Copy down every line where the string "Discovery" shows up.
-- Begin DATA --
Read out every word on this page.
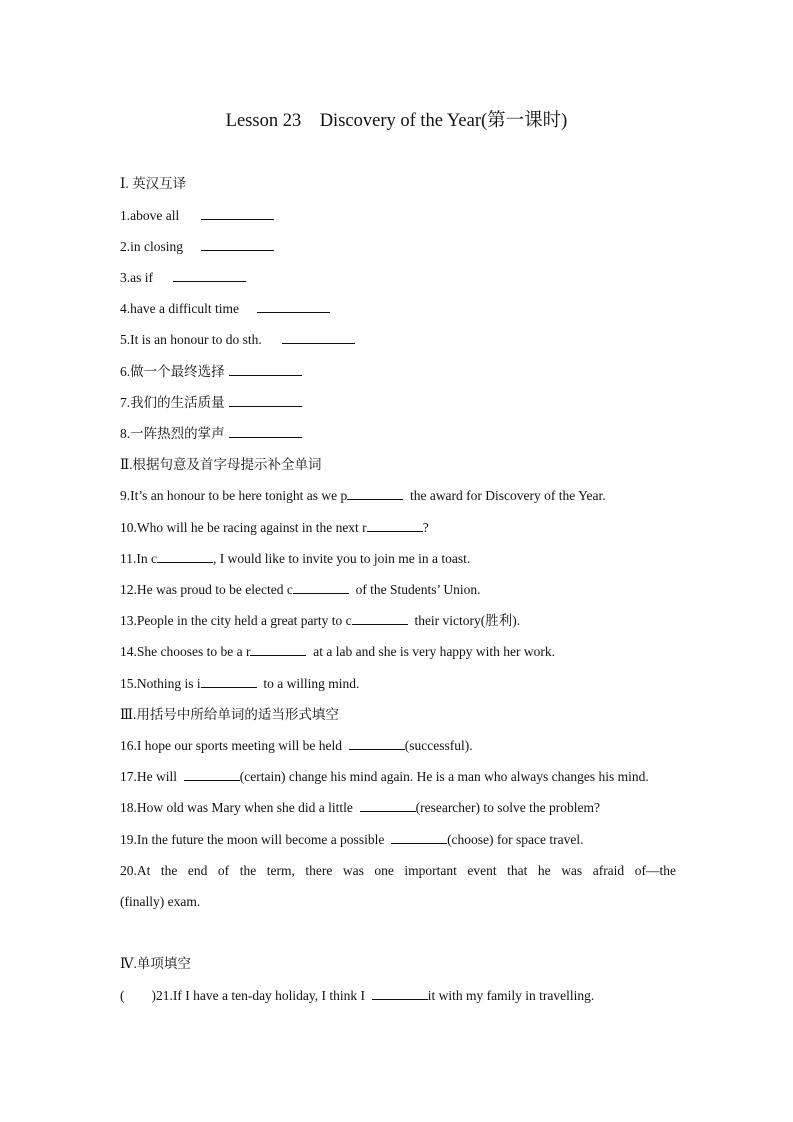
Lesson 23    Discovery of the Year(第一课时)
Ⅰ. 英汉互译
1.above all
2.in closing
3.as if
4.have a difficult time
5.It is an honour to do sth.
6.做一个最终选择
7.我们的生活质量
8.一阵热烈的掌声
Ⅱ.根据句意及首字母提示补全单词
9.It’s an honour to be here tonight as we p	the award for Discovery of the Year.
10.Who will he be racing against in the next r	?
11.In c	, I would like to invite you to join me in a toast.
12.He was proud to be elected c	of the Students’ Union.
13.People in the city held a great party to c	their victory(胜利).
14.She chooses to be a r	at a lab and she is very happy with her work.
15.Nothing is i	to a willing mind.
Ⅲ.用括号中所给单词的适当形式填空
16.I hope our sports meeting will be held	(successful).
17.He will	(certain) change his mind again. He is a man who always changes his mind.
18.How old was Mary when she did a little	(researcher) to solve the problem?
19.In the future the moon will become a possible	(choose) for space travel.
20.At the end of the term, there was one important event that he was afraid of—the
(finally) exam.
Ⅳ.单项填空
(        )21.If I have a ten-day holiday, I think I	it with my family in travelling.
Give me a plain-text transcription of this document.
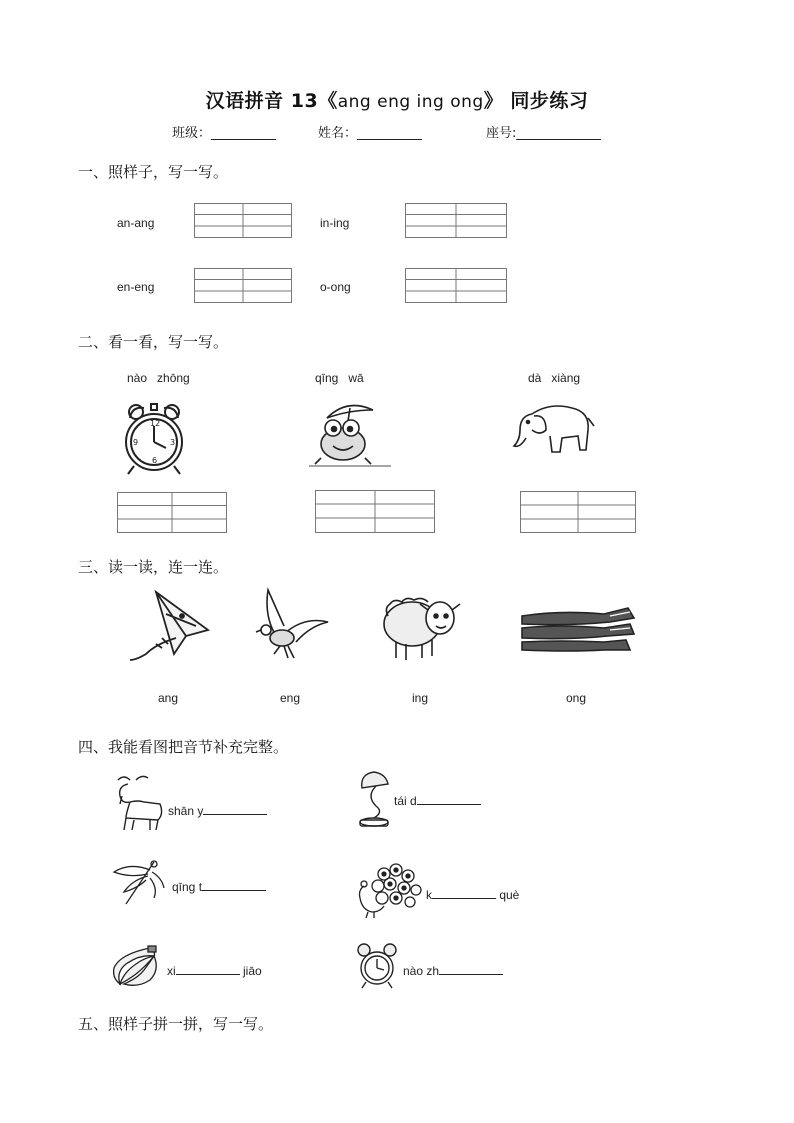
汉语拼音 13《ang eng ing ong》 同步练习
班级：__________	姓名：__________	座号:_____________
一、照样子，写一写。
an-ang	in-ing
en-eng	o-ong
二、看一看，写一写。
nào   zhōng	qīng   wā	dà   xiàng
12
3
6
9
三、读一读，连一连。
ang	eng	ing	ong
四、我能看图把音节补充完整。
shān y
tái d
qīng t
k	què
xi	jiāo	nào zh
五、照样子拼一拼，写一写。
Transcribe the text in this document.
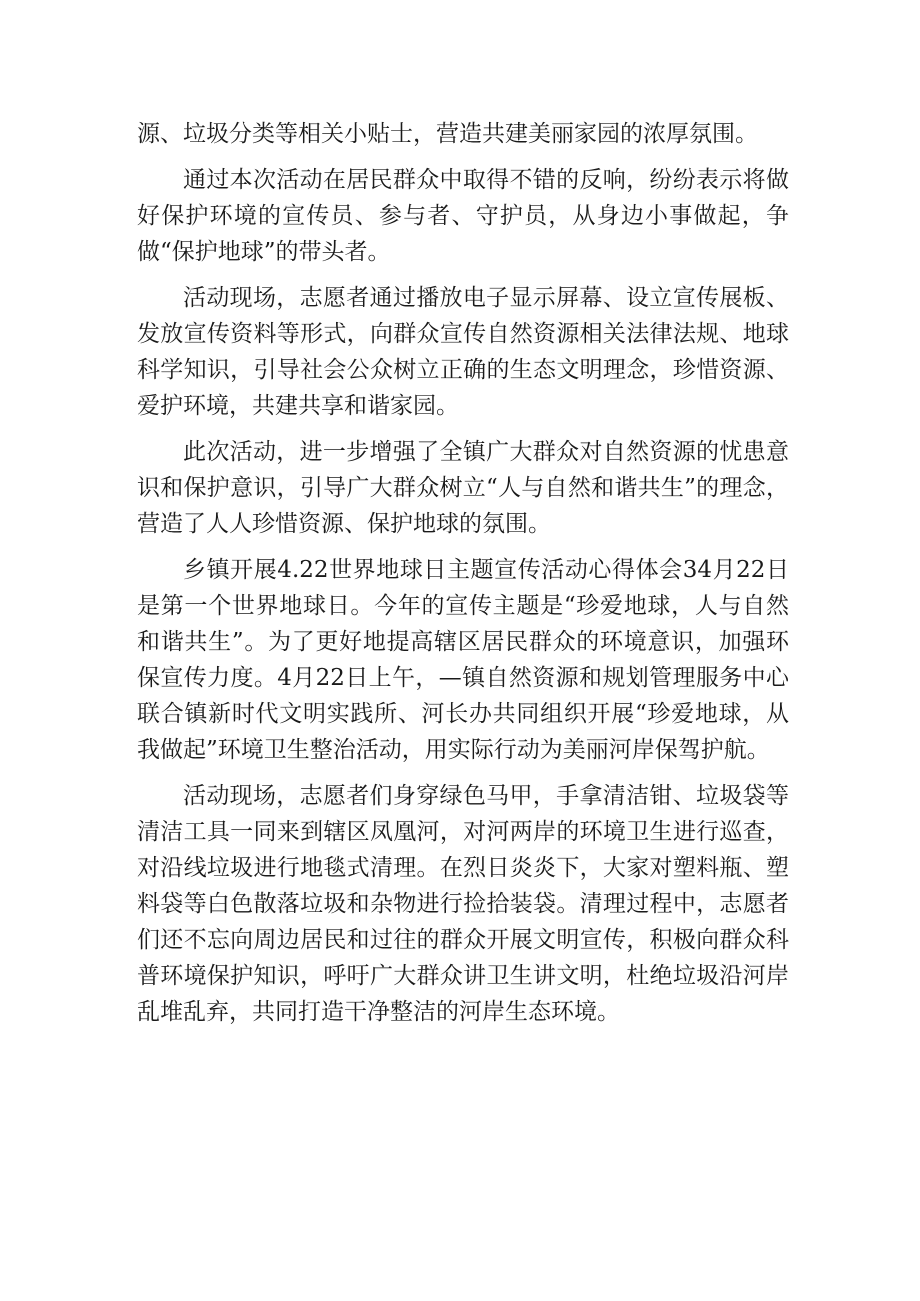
源、垃圾分类等相关小贴士，营造共建美丽家园的浓厚氛围。

通过本次活动在居民群众中取得不错的反响，纷纷表示将做好保护环境的宣传员、参与者、守护员，从身边小事做起，争做“保护地球”的带头者。

活动现场，志愿者通过播放电子显示屏幕、设立宣传展板、发放宣传资料等形式，向群众宣传自然资源相关法律法规、地球科学知识，引导社会公众树立正确的生态文明理念，珍惜资源、爱护环境，共建共享和谐家园。

此次活动，进一步增强了全镇广大群众对自然资源的忧患意识和保护意识，引导广大群众树立“人与自然和谐共生”的理念，营造了人人珍惜资源、保护地球的氛围。

乡镇开展4.22世界地球日主题宣传活动心得体会34月22日是第一个世界地球日。今年的宣传主题是“珍爱地球，人与自然和谐共生”。为了更好地提高辖区居民群众的环境意识，加强环保宣传力度。4月22日上午，—镇自然资源和规划管理服务中心联合镇新时代文明实践所、河长办共同组织开展“珍爱地球，从我做起”环境卫生整治活动，用实际行动为美丽河岸保驾护航。

活动现场，志愿者们身穿绿色马甲，手拿清洁钳、垃圾袋等清洁工具一同来到辖区凤凰河，对河两岸的环境卫生进行巡查，对沿线垃圾进行地毯式清理。在烈日炎炎下，大家对塑料瓶、塑料袋等白色散落垃圾和杂物进行捡拾装袋。清理过程中，志愿者们还不忘向周边居民和过往的群众开展文明宣传，积极向群众科普环境保护知识，呼吁广大群众讲卫生讲文明，杜绝垃圾沿河岸乱堆乱弃，共同打造干净整洁的河岸生态环境。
-- End DATA --
FULL OUTPUT
Lesson 23    Discovery of the Year(第一课时)
9.It’s an honour to be here tonight as we p	the award for Discovery of the Year.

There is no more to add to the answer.